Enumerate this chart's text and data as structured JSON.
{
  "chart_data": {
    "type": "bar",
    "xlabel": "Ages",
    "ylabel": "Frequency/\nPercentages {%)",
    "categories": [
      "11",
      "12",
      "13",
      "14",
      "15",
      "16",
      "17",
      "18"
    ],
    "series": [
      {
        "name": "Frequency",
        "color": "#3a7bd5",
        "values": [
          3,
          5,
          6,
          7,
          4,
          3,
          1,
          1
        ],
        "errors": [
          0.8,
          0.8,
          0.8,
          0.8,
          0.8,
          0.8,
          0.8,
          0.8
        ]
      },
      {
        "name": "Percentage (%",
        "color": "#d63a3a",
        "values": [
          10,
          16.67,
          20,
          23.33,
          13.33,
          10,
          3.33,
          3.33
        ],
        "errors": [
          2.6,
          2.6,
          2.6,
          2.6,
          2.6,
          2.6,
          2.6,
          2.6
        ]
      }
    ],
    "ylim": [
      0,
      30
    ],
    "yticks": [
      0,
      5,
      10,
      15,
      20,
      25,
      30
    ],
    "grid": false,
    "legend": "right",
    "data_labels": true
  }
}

::::::::::

**To do:**
Provide only the count of lines in the material above that hold the word "Frequency".

**Exercise answer:**
2